EXCERPTED PASSAGE —
Approaches to extended non-quadratic stability and stabilization conditions for discrete-time Takagi–Sugeno fuzzy systems

Abstract

This paper provides simple and effective linear matrix inequality (LMI) characterizations for the stability and stabilization conditions of discrete-time Takagi–Sugeno (T–S) fuzzy systems. To do this, more general classes of non-parallel distributed compensation (non-PDC) control laws and non-quadratic Lyapunov functions are presented. Unlike the conventional non-quadratic approaches using only current-time normalized fuzzy weighting functions, we consider not only the current-time fuzzy weighting functions but also the $l$-step-past ($l⩾0$) and one-step-ahead ones when constructing the control laws and Lyapunov functions. Consequently, by introducing additional decision variables, it can be shown that the proposed conditions include the existing ones found in the literature as particular cases. Examples are given to demonstrate the effectiveness of the approaches.

Introduction

In recent years, growing attention has been paid to the study of stability and stabilization of Takagi–Sugeno (T–S) fuzzy systems (Ding, 2009, Fang et al., 2006, Liu and Zhang, 2003, Sala and Ariño, 2007). A popular approach to solving this problem is the Lyapunov direct method. However, it is well known that the use of a common quadratic Lyapunov function often leads to overly conservative results. For this reason, different techniques based on piecewise Lyapunov functions (Johansson, Rantzer, & Årzén, 1999), non-quadratic Lyapunov functions (Ding and Huang, 2008, Ding et al., 2006, Guerra and Vermeiren, 2004, Mozelli et al., 2009, Tanaka et al., 2003), and the $\kappa$-samples variation approach (Guerra et al., 2009, Kruszewski et al., 2008) appeared in order to provide less conservative results. Not only these, but similar concepts were proposed for robust stability of uncertain linear systems in polytopic domains (Chesi et al., 2003, Chesi et al., 2007, Daafouz and Bernussou, 2001, de Oliveira et al., 1999, de Oliveira et al., 2002, Ebihara et al., 2005, Oliveira and Peres, 2006) as well.

Especially, Guerra and Vermeiren (2004) introduced non-parallel distributed compensation (non-PDC) control laws along with non-quadratic Lyapunov functions and proved that the non-quadratic approaches always include the common quadratic one as a special case. Also, the conservativeness was further reduced in Ding and Huang (2008) and Ding et al. (2006) by introducing an extended non-quadratic Lyapunov function. Although the non-quadratic approaches cover a wider class of systems than the common quadratic one, the conservativeness still remains. This is because the current Lyapunov function $V\left(x\left(k\right)\right)$ and the one-step-ahead one $V\left(x(k+1)\right)$ in the Lyapunov inequality do not share the same fuzzy weighting functions, and this fact is a strong restriction when using the convex-sum property for proving the Lyapunov inequality.

WHAT THIS EXERCISE ASKS —
[1] In the excerpt on Takagi–Sugeno fuzzy systems, who introduced non-parallel distributed compensation control laws along with non-quadratic Lyapunov functions?
[2] Output the part of the excerpt on Takagi–Sugeno fuzzy systems starting at "Especially, Guerra and Vermeiren" and ending at "the Lyapunov inequality.".

RECORDS SHOWN —
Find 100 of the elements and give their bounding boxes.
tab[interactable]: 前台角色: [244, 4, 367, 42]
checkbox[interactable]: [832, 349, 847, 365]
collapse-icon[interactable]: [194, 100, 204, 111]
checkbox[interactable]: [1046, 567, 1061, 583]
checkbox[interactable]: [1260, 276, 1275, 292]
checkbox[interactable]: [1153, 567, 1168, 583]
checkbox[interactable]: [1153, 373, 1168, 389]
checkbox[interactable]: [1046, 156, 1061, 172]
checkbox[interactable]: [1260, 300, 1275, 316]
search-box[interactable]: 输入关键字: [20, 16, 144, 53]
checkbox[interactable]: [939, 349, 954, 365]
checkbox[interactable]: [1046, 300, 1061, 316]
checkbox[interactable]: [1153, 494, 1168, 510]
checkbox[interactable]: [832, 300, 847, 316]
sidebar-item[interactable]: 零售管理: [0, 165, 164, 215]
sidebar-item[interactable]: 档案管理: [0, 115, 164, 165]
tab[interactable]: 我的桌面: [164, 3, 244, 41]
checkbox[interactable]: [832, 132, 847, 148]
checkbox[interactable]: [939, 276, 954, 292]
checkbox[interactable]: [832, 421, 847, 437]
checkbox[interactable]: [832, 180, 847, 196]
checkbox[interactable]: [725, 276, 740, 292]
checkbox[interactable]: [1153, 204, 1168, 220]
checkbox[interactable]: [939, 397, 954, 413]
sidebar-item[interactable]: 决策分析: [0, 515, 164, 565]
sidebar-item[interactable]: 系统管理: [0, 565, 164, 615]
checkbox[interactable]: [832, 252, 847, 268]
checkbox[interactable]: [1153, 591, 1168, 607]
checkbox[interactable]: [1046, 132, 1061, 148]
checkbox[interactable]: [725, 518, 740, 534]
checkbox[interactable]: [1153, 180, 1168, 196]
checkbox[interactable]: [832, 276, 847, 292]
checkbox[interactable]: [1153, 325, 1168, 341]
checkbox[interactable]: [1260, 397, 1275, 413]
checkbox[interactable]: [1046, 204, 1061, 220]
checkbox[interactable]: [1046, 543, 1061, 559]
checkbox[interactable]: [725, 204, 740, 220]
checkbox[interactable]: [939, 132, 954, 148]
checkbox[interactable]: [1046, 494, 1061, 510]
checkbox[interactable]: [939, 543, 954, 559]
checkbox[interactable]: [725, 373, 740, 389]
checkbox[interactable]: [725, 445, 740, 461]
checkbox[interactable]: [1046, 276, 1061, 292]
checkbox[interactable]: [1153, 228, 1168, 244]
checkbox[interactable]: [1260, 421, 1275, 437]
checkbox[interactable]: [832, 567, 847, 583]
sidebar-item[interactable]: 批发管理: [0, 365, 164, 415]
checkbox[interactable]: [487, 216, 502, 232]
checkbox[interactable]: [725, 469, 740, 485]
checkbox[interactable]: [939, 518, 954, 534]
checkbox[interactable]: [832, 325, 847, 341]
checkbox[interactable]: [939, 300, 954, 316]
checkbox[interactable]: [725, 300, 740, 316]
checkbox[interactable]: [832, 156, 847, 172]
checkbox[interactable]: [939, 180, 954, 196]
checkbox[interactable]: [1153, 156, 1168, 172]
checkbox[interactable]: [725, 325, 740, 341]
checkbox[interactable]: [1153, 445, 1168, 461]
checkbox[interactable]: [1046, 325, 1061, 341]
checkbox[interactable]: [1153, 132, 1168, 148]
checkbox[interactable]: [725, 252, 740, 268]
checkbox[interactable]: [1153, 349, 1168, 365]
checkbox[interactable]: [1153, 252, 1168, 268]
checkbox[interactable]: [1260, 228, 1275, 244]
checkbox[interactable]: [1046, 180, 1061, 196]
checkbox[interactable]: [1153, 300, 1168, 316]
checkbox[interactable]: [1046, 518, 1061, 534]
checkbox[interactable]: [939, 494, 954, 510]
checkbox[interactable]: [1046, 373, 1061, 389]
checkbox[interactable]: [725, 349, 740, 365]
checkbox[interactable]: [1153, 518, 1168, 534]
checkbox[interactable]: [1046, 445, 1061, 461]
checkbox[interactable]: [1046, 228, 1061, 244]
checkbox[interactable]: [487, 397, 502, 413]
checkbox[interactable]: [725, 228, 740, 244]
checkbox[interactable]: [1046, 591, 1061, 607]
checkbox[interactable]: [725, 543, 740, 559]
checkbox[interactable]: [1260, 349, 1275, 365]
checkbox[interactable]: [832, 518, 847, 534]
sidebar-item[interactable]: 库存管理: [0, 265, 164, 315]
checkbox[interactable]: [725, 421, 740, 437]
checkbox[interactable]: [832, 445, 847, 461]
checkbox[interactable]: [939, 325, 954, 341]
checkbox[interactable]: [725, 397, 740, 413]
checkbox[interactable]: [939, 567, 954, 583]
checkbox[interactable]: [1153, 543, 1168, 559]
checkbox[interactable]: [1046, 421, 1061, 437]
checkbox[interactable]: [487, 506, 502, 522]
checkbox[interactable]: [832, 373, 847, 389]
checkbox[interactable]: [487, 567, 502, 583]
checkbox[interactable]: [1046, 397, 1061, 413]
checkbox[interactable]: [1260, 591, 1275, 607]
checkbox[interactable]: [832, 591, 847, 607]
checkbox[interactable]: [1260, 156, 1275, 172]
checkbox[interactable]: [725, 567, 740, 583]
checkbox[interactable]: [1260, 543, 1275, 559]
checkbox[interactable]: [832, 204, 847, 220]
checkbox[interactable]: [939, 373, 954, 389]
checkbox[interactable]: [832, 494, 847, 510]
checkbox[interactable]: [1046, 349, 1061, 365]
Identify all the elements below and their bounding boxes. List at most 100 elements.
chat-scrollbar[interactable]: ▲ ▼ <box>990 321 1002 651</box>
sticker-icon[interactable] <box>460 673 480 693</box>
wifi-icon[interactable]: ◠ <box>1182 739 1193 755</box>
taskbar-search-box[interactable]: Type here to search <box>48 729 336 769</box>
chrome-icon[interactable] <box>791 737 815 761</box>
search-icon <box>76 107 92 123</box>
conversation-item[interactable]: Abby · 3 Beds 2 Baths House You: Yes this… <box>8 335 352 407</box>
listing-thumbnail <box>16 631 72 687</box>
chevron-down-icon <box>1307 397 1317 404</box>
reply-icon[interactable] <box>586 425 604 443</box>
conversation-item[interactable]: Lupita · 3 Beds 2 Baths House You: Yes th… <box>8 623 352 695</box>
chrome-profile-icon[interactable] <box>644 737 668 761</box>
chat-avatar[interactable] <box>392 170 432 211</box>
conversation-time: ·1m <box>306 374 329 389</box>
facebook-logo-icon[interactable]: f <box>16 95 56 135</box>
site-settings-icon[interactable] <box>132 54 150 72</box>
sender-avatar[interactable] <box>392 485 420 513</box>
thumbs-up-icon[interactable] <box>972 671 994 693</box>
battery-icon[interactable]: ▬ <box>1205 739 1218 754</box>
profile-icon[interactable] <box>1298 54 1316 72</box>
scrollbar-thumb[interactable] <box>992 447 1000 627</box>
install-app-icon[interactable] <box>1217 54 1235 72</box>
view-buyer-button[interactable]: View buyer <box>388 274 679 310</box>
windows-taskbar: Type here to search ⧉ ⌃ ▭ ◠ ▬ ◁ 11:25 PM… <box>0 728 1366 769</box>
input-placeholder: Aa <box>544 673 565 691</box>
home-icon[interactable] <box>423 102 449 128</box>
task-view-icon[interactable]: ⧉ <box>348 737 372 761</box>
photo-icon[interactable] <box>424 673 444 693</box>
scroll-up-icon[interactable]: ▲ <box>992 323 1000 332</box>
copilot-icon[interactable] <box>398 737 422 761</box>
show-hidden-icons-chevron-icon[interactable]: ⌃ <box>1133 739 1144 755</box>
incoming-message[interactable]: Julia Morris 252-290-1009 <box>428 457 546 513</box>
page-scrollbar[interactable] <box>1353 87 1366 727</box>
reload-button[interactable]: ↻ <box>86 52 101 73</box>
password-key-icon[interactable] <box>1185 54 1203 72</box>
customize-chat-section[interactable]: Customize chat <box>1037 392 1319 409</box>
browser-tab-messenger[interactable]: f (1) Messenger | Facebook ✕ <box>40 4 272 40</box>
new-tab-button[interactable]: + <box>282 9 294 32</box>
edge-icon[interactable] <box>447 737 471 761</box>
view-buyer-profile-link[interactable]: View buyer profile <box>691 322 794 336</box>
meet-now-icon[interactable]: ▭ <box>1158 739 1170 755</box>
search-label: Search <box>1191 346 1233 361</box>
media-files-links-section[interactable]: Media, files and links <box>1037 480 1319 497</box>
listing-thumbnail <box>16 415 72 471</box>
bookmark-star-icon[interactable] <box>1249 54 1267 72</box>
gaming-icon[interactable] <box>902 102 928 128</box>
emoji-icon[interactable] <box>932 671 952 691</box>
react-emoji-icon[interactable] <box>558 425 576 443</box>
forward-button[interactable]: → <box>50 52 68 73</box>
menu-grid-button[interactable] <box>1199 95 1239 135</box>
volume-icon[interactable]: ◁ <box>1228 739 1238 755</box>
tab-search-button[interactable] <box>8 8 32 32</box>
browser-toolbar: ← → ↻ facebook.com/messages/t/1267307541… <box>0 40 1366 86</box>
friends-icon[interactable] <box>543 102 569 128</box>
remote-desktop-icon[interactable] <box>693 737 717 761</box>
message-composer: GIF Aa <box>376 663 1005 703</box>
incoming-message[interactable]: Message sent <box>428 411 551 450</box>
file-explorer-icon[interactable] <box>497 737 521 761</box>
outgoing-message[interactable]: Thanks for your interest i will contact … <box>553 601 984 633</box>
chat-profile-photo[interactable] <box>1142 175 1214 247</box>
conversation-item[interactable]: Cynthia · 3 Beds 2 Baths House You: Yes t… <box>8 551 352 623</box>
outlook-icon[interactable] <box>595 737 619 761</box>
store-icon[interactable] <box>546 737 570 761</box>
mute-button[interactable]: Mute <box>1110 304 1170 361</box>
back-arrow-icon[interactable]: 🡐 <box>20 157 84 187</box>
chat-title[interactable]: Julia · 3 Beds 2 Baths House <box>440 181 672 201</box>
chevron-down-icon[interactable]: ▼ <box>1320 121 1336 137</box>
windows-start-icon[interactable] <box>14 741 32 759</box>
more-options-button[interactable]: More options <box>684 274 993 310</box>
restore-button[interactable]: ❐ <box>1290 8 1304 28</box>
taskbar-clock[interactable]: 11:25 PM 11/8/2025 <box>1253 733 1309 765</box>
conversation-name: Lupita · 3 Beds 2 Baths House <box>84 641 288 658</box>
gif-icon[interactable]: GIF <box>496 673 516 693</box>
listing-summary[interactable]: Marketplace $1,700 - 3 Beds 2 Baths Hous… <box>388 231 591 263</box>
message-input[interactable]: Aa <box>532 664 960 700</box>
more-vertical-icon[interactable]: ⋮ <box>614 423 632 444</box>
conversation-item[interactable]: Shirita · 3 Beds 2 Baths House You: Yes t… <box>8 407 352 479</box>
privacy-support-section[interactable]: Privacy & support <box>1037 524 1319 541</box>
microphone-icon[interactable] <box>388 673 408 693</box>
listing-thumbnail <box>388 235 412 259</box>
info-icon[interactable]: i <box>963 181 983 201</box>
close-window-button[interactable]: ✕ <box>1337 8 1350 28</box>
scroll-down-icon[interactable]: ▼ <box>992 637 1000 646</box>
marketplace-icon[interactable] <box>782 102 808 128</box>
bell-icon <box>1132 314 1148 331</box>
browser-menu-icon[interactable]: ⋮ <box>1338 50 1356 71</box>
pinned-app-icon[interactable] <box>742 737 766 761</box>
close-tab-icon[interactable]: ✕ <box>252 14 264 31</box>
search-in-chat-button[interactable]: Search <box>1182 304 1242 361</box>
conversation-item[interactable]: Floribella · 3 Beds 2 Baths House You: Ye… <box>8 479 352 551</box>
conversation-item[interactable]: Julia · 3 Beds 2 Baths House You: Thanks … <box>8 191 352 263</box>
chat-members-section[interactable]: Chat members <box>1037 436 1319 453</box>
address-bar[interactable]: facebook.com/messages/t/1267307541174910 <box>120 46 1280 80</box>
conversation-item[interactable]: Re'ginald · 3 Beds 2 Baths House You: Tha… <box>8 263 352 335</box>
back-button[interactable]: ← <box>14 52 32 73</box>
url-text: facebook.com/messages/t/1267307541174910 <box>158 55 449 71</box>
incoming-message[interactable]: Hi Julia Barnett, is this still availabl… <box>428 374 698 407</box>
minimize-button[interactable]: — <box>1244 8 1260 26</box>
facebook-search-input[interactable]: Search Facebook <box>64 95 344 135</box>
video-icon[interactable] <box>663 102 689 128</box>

THE ANSWERS —
[1] Guerra and Vermeiren (2004)

[2]
Especially, Guerra and Vermeiren (2004) introduced non-parallel distributed compensation (non-PDC) control laws along with non-quadratic Lyapunov functions and proved that the non-quadratic approaches always include the common quadratic one as a special case. Also, the conservativeness was further reduced in Ding and Huang (2008) and Ding et al. (2006) by introducing an extended non-quadratic Lyapunov function. Although the non-quadratic approaches cover a wider class of systems than the common quadratic one, the conservativeness still remains. This is because the current Lyapunov function $V\left(x\left(k\right)\right)$ and the one-step-ahead one $V\left(x(k+1)\right)$ in the Lyapunov inequality do not share the same fuzzy weighting functions, and this fact is a strong restriction when using the convex-sum property for proving the Lyapunov inequality.